Direction
Copy out each line below that has the word "Daily" in it.
** start of Extracted records **
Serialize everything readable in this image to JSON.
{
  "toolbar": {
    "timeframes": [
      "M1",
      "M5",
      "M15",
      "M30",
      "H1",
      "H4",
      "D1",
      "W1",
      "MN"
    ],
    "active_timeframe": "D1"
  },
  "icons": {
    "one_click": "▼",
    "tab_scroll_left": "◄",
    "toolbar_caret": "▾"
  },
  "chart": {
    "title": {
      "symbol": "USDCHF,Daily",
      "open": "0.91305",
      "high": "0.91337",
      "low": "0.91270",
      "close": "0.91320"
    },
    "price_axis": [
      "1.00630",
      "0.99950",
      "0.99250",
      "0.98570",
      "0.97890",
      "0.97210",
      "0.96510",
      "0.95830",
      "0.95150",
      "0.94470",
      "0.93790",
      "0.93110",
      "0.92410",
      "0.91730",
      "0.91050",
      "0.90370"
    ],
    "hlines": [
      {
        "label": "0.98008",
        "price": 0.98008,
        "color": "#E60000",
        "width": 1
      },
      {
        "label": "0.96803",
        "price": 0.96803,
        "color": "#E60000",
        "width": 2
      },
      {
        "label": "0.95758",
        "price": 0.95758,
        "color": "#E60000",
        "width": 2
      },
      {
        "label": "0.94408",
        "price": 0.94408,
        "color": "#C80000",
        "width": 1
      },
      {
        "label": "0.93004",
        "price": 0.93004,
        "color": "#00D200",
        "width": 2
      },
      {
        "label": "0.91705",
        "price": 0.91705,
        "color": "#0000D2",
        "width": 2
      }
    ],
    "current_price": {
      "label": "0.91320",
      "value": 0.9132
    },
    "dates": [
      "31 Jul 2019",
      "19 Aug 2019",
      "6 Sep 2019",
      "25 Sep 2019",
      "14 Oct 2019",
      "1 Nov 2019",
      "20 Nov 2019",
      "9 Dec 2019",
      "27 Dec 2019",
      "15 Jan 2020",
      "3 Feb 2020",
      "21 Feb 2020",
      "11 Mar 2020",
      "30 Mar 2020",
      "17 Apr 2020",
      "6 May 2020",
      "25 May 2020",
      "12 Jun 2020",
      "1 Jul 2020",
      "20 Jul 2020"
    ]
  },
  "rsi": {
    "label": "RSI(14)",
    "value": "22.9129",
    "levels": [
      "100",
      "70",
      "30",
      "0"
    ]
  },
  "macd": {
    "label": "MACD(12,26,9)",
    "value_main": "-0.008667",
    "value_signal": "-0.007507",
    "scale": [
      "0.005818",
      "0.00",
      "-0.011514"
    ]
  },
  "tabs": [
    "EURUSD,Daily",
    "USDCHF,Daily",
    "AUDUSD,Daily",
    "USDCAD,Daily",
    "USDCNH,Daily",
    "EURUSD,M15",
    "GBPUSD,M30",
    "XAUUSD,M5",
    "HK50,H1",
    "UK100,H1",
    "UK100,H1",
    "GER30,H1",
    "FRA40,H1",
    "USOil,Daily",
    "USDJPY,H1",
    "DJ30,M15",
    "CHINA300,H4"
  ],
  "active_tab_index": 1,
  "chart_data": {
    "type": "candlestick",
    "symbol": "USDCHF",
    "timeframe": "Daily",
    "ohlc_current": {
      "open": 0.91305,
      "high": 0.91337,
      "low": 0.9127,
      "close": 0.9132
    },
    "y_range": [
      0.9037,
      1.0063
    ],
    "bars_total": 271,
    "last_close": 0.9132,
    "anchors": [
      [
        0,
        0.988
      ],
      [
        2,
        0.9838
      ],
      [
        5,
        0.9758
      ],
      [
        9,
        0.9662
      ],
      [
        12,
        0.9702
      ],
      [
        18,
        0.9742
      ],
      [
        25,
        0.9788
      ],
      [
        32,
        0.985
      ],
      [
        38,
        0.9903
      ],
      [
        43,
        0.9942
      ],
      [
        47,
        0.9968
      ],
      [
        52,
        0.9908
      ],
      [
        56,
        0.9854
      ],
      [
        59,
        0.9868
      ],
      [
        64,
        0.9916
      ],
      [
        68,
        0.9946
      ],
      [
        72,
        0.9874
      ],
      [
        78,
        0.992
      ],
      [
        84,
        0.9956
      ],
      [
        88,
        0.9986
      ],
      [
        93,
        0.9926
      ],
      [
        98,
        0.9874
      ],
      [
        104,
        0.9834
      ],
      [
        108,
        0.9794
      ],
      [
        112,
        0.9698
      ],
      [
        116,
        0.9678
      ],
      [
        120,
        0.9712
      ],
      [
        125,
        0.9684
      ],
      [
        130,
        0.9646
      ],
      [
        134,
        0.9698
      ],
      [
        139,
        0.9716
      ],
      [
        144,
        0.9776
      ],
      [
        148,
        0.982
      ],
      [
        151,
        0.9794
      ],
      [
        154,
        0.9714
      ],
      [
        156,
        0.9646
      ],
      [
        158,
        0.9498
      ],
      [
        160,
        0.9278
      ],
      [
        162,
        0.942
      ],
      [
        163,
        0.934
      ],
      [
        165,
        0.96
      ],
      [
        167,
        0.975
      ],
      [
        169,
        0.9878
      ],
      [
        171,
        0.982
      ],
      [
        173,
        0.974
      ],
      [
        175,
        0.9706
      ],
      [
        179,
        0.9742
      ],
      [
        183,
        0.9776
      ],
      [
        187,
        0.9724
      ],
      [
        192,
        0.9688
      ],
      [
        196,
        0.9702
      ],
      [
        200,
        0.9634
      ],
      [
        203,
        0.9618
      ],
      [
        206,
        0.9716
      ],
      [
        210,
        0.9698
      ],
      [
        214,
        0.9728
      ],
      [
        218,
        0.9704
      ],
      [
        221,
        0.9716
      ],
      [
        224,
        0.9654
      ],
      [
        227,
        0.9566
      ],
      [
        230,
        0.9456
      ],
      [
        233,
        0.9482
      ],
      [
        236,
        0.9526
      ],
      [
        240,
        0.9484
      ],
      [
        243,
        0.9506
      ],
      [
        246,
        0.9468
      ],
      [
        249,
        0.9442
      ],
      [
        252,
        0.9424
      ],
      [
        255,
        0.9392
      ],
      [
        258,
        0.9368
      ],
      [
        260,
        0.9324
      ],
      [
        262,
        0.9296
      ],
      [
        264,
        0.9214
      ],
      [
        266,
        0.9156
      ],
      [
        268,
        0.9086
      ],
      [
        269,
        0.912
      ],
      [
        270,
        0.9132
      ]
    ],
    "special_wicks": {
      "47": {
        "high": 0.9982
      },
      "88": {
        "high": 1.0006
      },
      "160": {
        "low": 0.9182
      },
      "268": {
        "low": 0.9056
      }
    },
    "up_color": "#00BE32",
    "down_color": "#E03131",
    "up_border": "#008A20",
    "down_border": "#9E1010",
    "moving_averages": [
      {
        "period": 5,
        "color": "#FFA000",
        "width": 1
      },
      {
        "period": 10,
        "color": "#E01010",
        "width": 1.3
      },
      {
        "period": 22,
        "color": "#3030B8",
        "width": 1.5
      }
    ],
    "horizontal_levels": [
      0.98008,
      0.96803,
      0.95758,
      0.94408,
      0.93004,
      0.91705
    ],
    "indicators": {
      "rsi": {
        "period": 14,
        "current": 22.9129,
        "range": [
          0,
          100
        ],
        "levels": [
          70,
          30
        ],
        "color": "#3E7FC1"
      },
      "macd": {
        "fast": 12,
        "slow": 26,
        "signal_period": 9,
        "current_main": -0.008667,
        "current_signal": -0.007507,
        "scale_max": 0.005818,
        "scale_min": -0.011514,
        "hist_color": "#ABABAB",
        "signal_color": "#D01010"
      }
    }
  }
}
** end of Extracted records **
Exercise response
      "symbol": "USDCHF,Daily",
    "EURUSD,Daily",
    "USDCHF,Daily",
    "AUDUSD,Daily",
    "USDCAD,Daily",
    "USDCNH,Daily",
    "USOil,Daily",
    "timeframe": "Daily",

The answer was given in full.